**Problem to solve**
Images do not belong in the copy. Retype all the entries below exactly.

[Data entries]
··········
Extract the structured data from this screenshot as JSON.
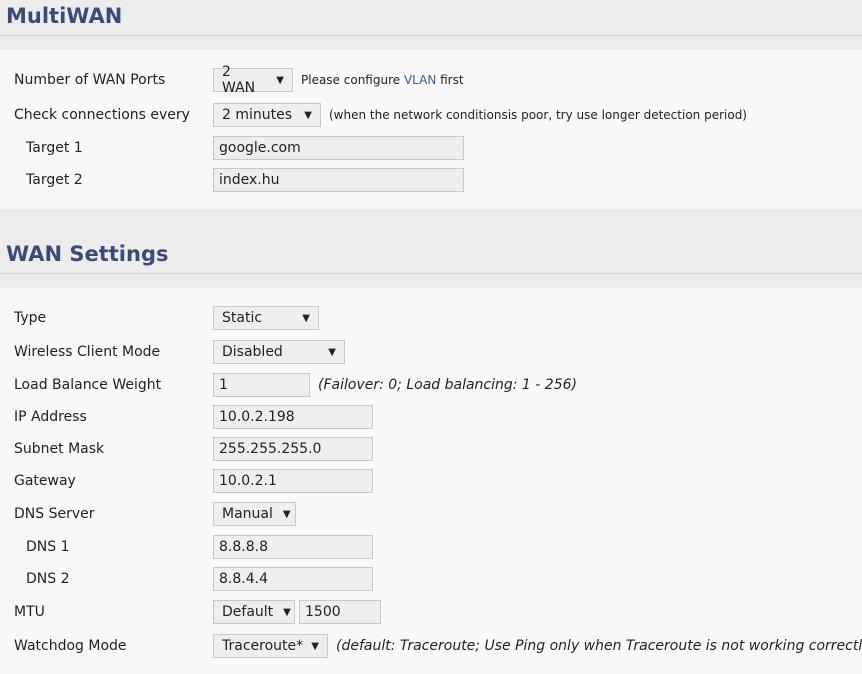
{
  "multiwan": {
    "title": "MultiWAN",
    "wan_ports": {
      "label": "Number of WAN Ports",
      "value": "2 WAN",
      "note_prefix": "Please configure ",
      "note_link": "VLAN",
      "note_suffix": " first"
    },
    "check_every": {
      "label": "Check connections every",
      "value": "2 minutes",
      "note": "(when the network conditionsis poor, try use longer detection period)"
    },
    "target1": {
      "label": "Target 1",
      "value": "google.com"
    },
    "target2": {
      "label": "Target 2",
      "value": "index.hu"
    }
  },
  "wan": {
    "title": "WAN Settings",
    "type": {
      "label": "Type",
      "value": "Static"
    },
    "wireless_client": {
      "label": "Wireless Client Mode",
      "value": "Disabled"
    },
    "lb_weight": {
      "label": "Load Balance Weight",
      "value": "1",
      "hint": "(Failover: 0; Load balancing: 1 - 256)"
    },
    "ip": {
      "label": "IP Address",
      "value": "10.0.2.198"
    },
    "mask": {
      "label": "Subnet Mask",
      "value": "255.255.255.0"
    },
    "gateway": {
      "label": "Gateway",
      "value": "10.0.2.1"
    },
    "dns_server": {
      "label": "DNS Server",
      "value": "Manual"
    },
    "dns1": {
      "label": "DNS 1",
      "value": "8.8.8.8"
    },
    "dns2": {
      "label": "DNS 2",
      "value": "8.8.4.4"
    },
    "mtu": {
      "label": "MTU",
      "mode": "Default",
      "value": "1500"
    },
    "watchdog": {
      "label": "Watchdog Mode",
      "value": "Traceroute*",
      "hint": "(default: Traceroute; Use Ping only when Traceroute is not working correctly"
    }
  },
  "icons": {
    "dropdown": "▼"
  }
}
··········
**Solution to the problem**
Extract the structured data from this screenshot as JSON.
{
  "multiwan": {
    "title": "MultiWAN",
    "wan_ports": {
      "label": "Number of WAN Ports",
      "value": "2 WAN",
      "note_prefix": "Please configure ",
      "note_link": "VLAN",
      "note_suffix": " first"
    },
    "check_every": {
      "label": "Check connections every",
      "value": "2 minutes",
      "note": "(when the network conditionsis poor, try use longer detection period)"
    },
    "target1": {
      "label": "Target 1",
      "value": "google.com"
    },
    "target2": {
      "label": "Target 2",
      "value": "index.hu"
    }
  },
  "wan": {
    "title": "WAN Settings",
    "type": {
      "label": "Type",
      "value": "Static"
    },
    "wireless_client": {
      "label": "Wireless Client Mode",
      "value": "Disabled"
    },
    "lb_weight": {
      "label": "Load Balance Weight",
      "value": "1",
      "hint": "(Failover: 0; Load balancing: 1 - 256)"
    },
    "ip": {
      "label": "IP Address",
      "value": "10.0.2.198"
    },
    "mask": {
      "label": "Subnet Mask",
      "value": "255.255.255.0"
    },
    "gateway": {
      "label": "Gateway",
      "value": "10.0.2.1"
    },
    "dns_server": {
      "label": "DNS Server",
      "value": "Manual"
    },
    "dns1": {
      "label": "DNS 1",
      "value": "8.8.8.8"
    },
    "dns2": {
      "label": "DNS 2",
      "value": "8.8.4.4"
    },
    "mtu": {
      "label": "MTU",
      "mode": "Default",
      "value": "1500"
    },
    "watchdog": {
      "label": "Watchdog Mode",
      "value": "Traceroute*",
      "hint": "(default: Traceroute; Use Ping only when Traceroute is not working correctly"
    }
  },
  "icons": {
    "dropdown": "▼"
  }
}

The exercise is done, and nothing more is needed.